» **REQUIREMENTS**
Write out every record in full, exactly as written, please.
>>>>
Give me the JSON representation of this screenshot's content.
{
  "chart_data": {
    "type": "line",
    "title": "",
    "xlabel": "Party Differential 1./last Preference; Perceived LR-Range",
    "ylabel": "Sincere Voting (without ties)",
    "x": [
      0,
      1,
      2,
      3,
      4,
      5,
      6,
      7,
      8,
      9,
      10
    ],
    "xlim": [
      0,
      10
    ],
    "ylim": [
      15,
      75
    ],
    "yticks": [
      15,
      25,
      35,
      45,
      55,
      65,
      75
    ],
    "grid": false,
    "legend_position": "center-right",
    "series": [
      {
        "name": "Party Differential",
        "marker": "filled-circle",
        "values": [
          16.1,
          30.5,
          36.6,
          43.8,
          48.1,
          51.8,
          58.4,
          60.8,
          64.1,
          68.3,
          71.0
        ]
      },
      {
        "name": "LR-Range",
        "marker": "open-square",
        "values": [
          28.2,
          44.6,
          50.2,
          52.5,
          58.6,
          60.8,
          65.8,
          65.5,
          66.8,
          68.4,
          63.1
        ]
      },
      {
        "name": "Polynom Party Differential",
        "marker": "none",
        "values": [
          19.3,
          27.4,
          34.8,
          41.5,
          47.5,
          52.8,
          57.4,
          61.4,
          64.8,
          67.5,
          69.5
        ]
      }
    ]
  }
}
<<<<
» **SOLUTION BELOW**
Give me the JSON representation of this screenshot's content.
{
  "chart_data": {
    "type": "line",
    "title": "",
    "xlabel": "Party Differential 1./last Preference; Perceived LR-Range",
    "ylabel": "Sincere Voting (without ties)",
    "x": [
      0,
      1,
      2,
      3,
      4,
      5,
      6,
      7,
      8,
      9,
      10
    ],
    "xlim": [
      0,
      10
    ],
    "ylim": [
      15,
      75
    ],
    "yticks": [
      15,
      25,
      35,
      45,
      55,
      65,
      75
    ],
    "grid": false,
    "legend_position": "center-right",
    "series": [
      {
        "name": "Party Differential",
        "marker": "filled-circle",
        "values": [
          16.1,
          30.5,
          36.6,
          43.8,
          48.1,
          51.8,
          58.4,
          60.8,
          64.1,
          68.3,
          71.0
        ]
      },
      {
        "name": "LR-Range",
        "marker": "open-square",
        "values": [
          28.2,
          44.6,
          50.2,
          52.5,
          58.6,
          60.8,
          65.8,
          65.5,
          66.8,
          68.4,
          63.1
        ]
      },
      {
        "name": "Polynom Party Differential",
        "marker": "none",
        "values": [
          19.3,
          27.4,
          34.8,
          41.5,
          47.5,
          52.8,
          57.4,
          61.4,
          64.8,
          67.5,
          69.5
        ]
      }
    ]
  }
}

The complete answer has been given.